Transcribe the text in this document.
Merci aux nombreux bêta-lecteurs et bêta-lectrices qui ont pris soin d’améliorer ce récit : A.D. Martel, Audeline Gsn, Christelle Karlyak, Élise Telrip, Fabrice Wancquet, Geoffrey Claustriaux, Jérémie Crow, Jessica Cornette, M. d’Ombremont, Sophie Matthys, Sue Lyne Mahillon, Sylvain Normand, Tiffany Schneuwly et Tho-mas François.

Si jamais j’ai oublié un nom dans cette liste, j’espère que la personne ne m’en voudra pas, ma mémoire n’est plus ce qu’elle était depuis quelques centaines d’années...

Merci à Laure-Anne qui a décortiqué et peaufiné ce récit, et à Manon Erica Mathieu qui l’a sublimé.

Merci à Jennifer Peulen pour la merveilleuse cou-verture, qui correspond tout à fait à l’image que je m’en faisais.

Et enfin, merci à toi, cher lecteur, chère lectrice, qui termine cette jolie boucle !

_____

What you are asked to do
Write out all the entries exactly.

Written answer
Transcribe the text in this document.
Merci aux nombreux bêta-lecteurs et bêta-lectrices qui ont pris soin d’améliorer ce récit : A.D. Martel, Audeline Gsn, Christelle Karlyak, Élise Telrip, Fabrice Wancquet, Geoffrey Claustriaux, Jérémie Crow, Jessica Cornette, M. d’Ombremont, Sophie Matthys, Sue Lyne Mahillon, Sylvain Normand, Tiffany Schneuwly et Tho-mas François.

Si jamais j’ai oublié un nom dans cette liste, j’espère que la personne ne m’en voudra pas, ma mémoire n’est plus ce qu’elle était depuis quelques centaines d’années...

Merci à Laure-Anne qui a décortiqué et peaufiné ce récit, et à Manon Erica Mathieu qui l’a sublimé.

Merci à Jennifer Peulen pour la merveilleuse cou-verture, qui correspond tout à fait à l’image que je m’en faisais.

Et enfin, merci à toi, cher lecteur, chère lectrice, qui termine cette jolie boucle !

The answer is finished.